Output exactly, please, the lines of the records below from the one containing "Convert this screenshot" through the final line.
--- START Dataset ---
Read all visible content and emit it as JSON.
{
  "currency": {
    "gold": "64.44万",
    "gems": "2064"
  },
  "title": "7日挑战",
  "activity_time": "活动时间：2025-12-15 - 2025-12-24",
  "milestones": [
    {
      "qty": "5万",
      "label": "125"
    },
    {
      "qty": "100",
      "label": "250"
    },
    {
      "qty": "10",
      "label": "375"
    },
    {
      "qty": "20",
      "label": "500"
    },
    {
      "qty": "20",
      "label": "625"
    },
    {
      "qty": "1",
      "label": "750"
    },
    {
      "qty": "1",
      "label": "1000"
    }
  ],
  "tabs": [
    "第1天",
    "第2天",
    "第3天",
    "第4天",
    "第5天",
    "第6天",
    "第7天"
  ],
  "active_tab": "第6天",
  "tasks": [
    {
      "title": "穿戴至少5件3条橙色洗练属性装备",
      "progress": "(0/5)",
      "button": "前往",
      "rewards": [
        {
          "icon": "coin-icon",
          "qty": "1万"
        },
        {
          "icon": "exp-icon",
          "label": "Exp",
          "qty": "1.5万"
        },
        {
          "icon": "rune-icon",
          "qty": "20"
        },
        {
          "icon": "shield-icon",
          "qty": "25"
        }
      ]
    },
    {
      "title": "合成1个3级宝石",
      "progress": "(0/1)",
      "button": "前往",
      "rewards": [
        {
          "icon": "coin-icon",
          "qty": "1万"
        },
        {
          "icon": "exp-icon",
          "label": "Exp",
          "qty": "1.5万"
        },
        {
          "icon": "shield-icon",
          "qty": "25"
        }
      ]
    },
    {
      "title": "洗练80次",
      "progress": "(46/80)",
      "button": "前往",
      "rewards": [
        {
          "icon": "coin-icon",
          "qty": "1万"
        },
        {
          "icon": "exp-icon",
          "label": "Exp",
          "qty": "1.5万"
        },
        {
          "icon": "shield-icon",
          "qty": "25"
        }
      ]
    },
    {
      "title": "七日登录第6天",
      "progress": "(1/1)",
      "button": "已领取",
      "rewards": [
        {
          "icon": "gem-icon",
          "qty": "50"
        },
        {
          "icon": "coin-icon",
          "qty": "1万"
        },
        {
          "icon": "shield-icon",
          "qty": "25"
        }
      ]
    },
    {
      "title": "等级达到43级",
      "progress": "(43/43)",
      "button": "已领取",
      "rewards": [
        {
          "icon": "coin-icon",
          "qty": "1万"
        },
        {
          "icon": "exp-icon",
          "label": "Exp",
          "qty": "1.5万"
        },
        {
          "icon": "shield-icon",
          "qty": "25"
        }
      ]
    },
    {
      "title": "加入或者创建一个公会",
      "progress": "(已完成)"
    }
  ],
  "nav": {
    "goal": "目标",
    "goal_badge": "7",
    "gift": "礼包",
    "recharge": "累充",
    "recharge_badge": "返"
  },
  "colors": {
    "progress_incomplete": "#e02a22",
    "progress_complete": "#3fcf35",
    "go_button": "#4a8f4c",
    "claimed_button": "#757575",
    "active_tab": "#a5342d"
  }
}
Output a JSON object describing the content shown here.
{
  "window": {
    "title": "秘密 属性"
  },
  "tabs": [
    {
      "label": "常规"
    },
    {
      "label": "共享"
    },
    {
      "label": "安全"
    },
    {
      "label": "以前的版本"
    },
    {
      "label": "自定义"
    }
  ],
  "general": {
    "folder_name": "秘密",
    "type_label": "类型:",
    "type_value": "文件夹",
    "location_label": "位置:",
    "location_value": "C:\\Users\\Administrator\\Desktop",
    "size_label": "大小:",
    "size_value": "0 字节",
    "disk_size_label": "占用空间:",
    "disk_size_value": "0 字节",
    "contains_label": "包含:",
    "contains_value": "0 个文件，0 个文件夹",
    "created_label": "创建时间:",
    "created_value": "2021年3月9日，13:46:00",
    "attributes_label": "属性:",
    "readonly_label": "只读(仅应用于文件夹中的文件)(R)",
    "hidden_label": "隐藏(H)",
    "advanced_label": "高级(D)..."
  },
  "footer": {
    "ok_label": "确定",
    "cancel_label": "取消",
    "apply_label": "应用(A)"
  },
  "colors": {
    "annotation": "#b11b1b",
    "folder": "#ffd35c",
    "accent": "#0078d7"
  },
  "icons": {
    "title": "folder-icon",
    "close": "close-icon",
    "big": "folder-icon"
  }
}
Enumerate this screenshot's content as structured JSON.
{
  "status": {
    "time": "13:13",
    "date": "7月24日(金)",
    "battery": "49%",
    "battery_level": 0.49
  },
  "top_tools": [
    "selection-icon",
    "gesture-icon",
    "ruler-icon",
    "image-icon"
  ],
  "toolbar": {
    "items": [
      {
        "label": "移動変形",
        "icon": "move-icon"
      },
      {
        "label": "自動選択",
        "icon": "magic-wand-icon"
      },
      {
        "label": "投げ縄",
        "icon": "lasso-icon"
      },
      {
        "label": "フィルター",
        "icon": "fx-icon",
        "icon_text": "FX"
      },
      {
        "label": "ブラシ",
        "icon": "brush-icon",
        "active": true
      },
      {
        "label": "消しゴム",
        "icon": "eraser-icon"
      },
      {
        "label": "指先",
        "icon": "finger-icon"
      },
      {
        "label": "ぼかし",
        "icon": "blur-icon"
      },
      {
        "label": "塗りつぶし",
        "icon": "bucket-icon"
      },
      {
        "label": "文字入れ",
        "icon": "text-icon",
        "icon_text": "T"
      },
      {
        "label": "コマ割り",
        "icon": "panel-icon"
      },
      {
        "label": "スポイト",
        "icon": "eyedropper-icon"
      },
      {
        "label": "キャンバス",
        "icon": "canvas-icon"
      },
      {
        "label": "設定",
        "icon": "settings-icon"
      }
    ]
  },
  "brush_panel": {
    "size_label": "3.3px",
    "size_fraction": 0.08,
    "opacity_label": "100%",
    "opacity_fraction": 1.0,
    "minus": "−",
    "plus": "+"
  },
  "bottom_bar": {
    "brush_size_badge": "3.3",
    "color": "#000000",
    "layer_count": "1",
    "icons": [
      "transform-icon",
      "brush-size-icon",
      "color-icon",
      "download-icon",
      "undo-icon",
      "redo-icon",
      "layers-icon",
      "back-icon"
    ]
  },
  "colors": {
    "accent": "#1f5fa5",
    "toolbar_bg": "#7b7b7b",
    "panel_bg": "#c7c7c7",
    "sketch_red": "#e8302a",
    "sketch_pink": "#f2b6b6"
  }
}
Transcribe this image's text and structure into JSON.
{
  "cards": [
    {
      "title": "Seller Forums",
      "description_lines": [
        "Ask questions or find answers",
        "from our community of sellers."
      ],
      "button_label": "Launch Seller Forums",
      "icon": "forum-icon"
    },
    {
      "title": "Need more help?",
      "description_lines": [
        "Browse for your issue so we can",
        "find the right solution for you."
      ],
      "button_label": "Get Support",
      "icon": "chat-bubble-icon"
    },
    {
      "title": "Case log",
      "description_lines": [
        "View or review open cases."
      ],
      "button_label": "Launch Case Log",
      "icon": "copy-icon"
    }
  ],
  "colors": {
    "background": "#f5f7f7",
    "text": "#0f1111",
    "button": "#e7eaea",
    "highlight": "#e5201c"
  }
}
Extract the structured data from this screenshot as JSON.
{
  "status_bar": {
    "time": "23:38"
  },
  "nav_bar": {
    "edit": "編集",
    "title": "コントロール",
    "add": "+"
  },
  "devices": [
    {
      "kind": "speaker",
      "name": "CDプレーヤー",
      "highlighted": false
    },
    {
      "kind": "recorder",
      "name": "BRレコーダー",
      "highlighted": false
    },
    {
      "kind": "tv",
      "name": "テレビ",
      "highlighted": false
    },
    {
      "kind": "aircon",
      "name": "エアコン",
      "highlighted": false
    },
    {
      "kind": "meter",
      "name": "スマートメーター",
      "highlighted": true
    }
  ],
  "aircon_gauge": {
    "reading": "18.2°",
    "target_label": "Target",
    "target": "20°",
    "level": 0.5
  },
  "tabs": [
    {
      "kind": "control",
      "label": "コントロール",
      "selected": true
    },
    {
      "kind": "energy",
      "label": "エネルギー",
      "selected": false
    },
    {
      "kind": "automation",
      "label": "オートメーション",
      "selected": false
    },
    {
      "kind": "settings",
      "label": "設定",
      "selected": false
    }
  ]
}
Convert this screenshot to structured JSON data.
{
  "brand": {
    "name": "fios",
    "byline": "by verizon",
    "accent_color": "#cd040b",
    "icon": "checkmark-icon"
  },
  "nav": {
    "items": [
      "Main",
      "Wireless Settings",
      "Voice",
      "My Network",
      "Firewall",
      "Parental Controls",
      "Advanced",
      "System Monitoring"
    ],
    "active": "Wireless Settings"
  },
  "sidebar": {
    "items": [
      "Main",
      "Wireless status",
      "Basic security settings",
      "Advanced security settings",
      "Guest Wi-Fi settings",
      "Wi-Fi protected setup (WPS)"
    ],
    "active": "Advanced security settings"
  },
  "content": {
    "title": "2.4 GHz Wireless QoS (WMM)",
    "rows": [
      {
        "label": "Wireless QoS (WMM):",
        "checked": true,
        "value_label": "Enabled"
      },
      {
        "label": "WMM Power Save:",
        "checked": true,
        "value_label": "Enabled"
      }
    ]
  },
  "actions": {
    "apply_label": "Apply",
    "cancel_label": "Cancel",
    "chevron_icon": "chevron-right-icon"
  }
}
--- END Dataset ---
- _Solution to this exercise_:
Convert this screenshot to structured JSON data.
{
  "brand": {
    "name": "fios",
    "byline": "by verizon",
    "accent_color": "#cd040b",
    "icon": "checkmark-icon"
  },
  "nav": {
    "items": [
      "Main",
      "Wireless Settings",
      "Voice",
      "My Network",
      "Firewall",
      "Parental Controls",
      "Advanced",
      "System Monitoring"
    ],
    "active": "Wireless Settings"
  },
  "sidebar": {
    "items": [
      "Main",
      "Wireless status",
      "Basic security settings",
      "Advanced security settings",
      "Guest Wi-Fi settings",
      "Wi-Fi protected setup (WPS)"
    ],
    "active": "Advanced security settings"
  },
  "content": {
    "title": "2.4 GHz Wireless QoS (WMM)",
    "rows": [
      {
        "label": "Wireless QoS (WMM):",
        "checked": true,
        "value_label": "Enabled"
      },
      {
        "label": "WMM Power Save:",
        "checked": true,
        "value_label": "Enabled"
      }
    ]
  },
  "actions": {
    "apply_label": "Apply",
    "cancel_label": "Cancel",
    "chevron_icon": "chevron-right-icon"
  }
}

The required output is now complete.